## Task to carry out
Give back every line exactly as it appears, pictures excluded.

■ ■ ■ ■ ■

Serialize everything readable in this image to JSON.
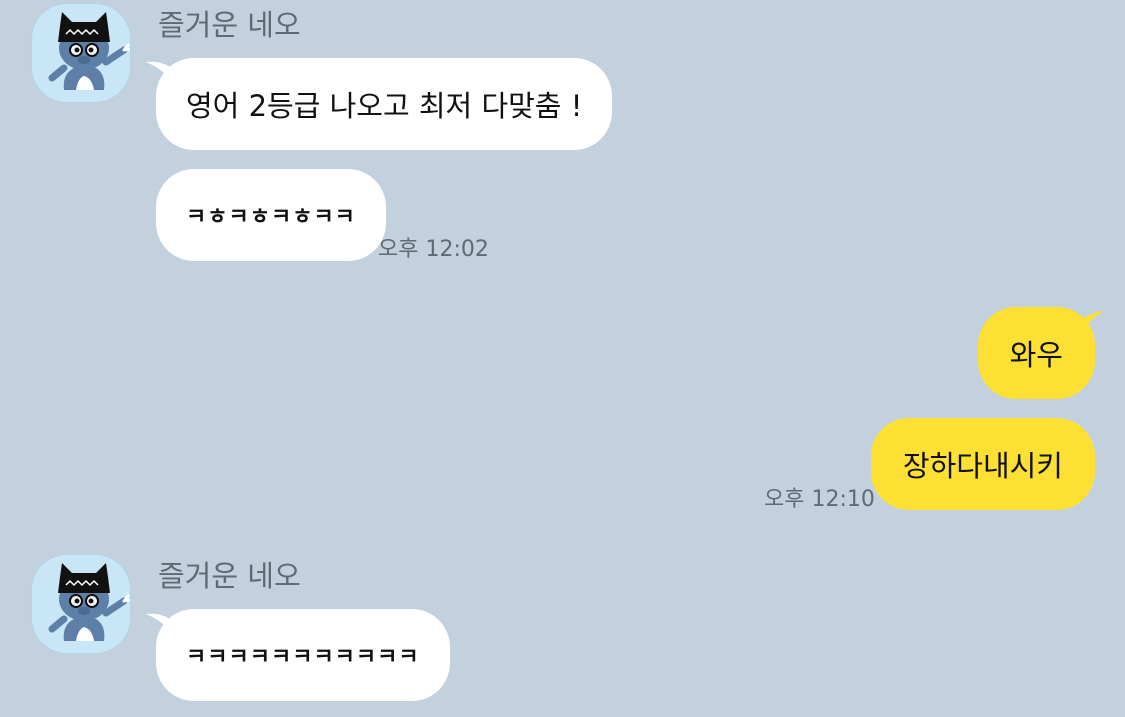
{
  "messages": [
    {
      "direction": "incoming",
      "sender": "즐거운 네오",
      "avatar_icon": "neo-character-avatar-icon",
      "bubbles": [
        "영어 2등급 나오고 최저 다맞춤 !",
        "ㅋㅎㅋㅎㅋㅎㅋㅋ"
      ],
      "time": "오후 12:02"
    },
    {
      "direction": "outgoing",
      "bubbles": [
        "와우",
        "장하다내시키"
      ],
      "time": "오후 12:10"
    },
    {
      "direction": "incoming",
      "sender": "즐거운 네오",
      "avatar_icon": "neo-character-avatar-icon",
      "bubbles": [
        "ㅋㅋㅋㅋㅋㅋㅋㅋㅋㅋㅋ"
      ]
    }
  ],
  "colors": {
    "background": "#c3d1de",
    "incoming_bubble": "#ffffff",
    "outgoing_bubble": "#fde033",
    "muted_text": "#5f6a72"
  }
}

■ ■ ■ ■ ■

## Correct response
Serialize everything readable in this image to JSON.
{
  "messages": [
    {
      "direction": "incoming",
      "sender": "즐거운 네오",
      "avatar_icon": "neo-character-avatar-icon",
      "bubbles": [
        "영어 2등급 나오고 최저 다맞춤 !",
        "ㅋㅎㅋㅎㅋㅎㅋㅋ"
      ],
      "time": "오후 12:02"
    },
    {
      "direction": "outgoing",
      "bubbles": [
        "와우",
        "장하다내시키"
      ],
      "time": "오후 12:10"
    },
    {
      "direction": "incoming",
      "sender": "즐거운 네오",
      "avatar_icon": "neo-character-avatar-icon",
      "bubbles": [
        "ㅋㅋㅋㅋㅋㅋㅋㅋㅋㅋㅋ"
      ]
    }
  ],
  "colors": {
    "background": "#c3d1de",
    "incoming_bubble": "#ffffff",
    "outgoing_bubble": "#fde033",
    "muted_text": "#5f6a72"
  }
}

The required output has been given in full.